YOUR GOAL:
Say how many lines of the material below contain the word "this", with no other words.
------------------------------------
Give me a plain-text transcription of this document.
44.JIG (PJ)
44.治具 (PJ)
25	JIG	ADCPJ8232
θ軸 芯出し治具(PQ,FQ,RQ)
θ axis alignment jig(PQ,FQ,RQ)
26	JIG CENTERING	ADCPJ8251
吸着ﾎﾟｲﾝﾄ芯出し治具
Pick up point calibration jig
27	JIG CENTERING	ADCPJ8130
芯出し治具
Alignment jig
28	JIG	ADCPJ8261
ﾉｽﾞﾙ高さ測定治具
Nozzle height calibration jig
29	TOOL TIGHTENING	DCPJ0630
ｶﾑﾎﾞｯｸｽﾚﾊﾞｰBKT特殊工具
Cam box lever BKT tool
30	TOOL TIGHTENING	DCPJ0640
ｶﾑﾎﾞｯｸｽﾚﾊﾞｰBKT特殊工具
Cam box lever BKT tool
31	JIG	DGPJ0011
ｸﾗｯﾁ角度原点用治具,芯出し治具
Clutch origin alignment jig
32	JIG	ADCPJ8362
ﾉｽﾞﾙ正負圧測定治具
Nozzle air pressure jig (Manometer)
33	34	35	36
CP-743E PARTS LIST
------------------------------------
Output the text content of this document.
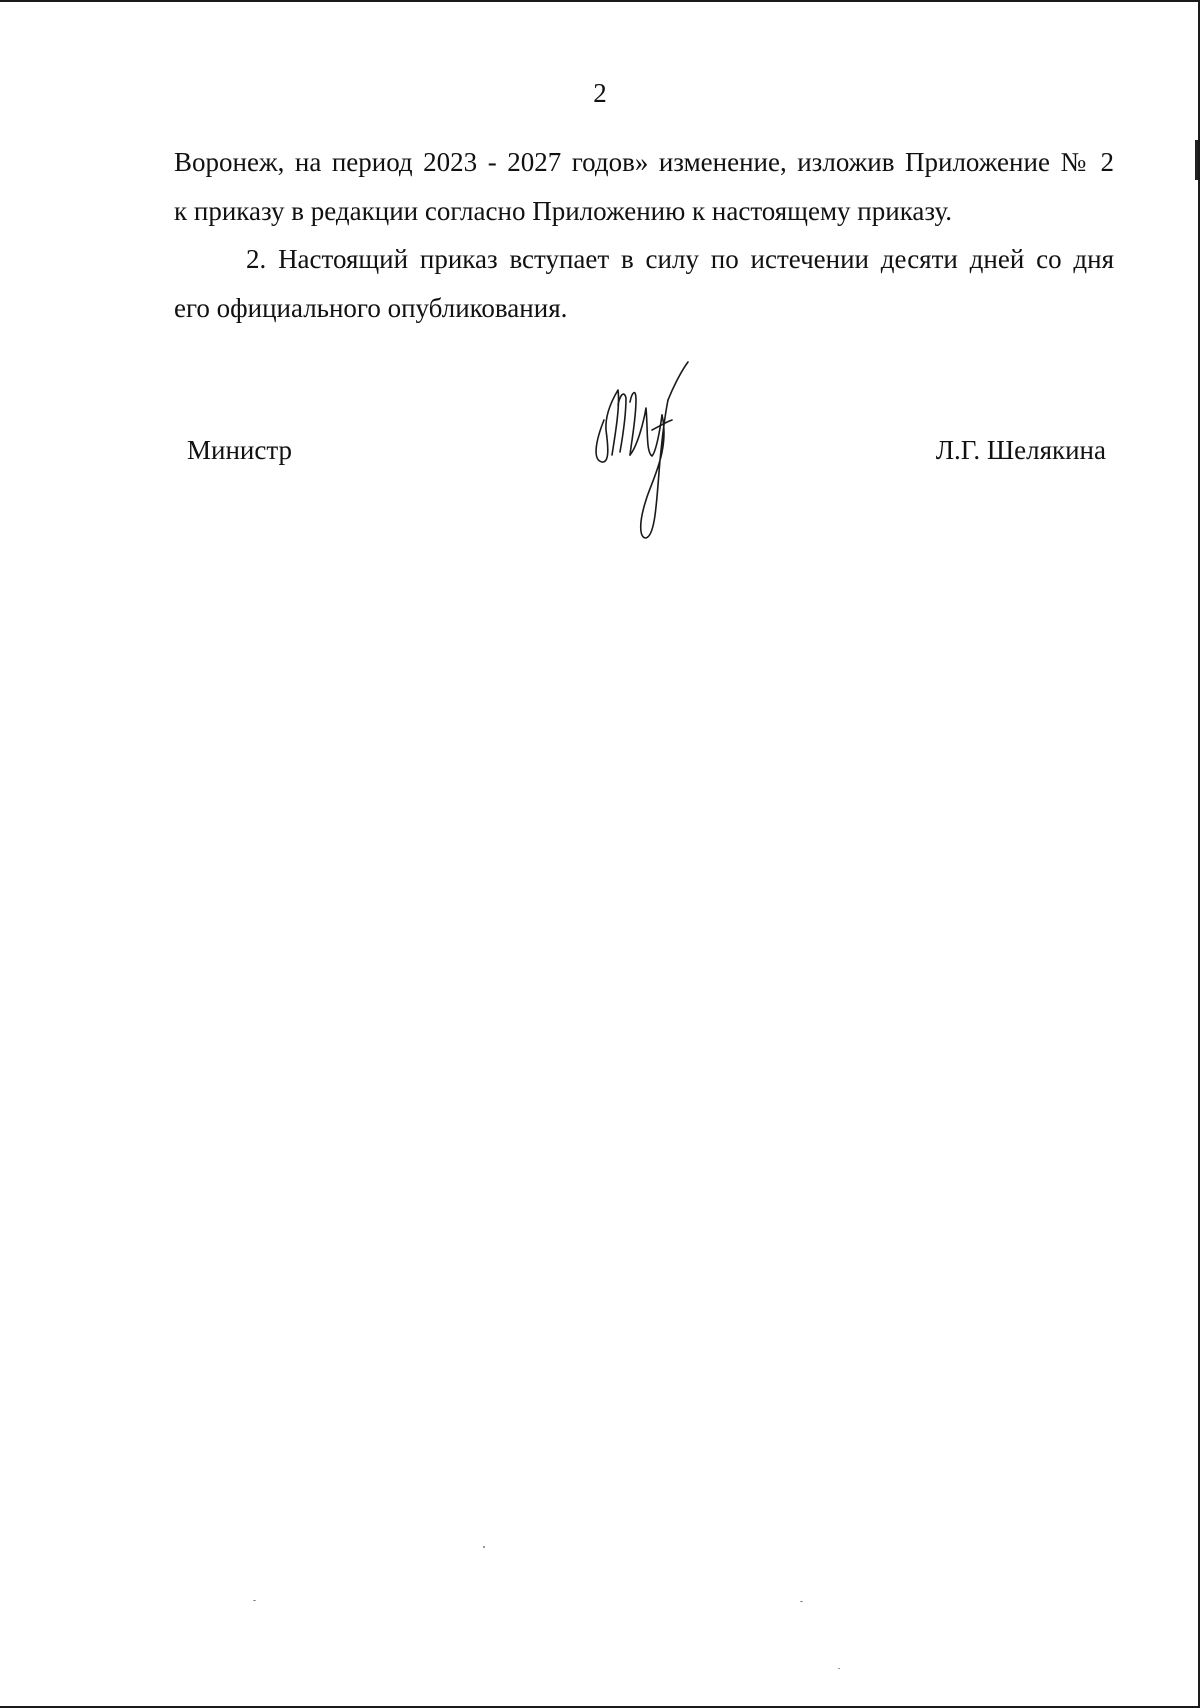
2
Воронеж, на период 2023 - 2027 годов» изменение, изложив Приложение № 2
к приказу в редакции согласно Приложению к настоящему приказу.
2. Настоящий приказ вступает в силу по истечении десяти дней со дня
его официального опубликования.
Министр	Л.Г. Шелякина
------------------------------------
COMPLETED EXERCISE:
2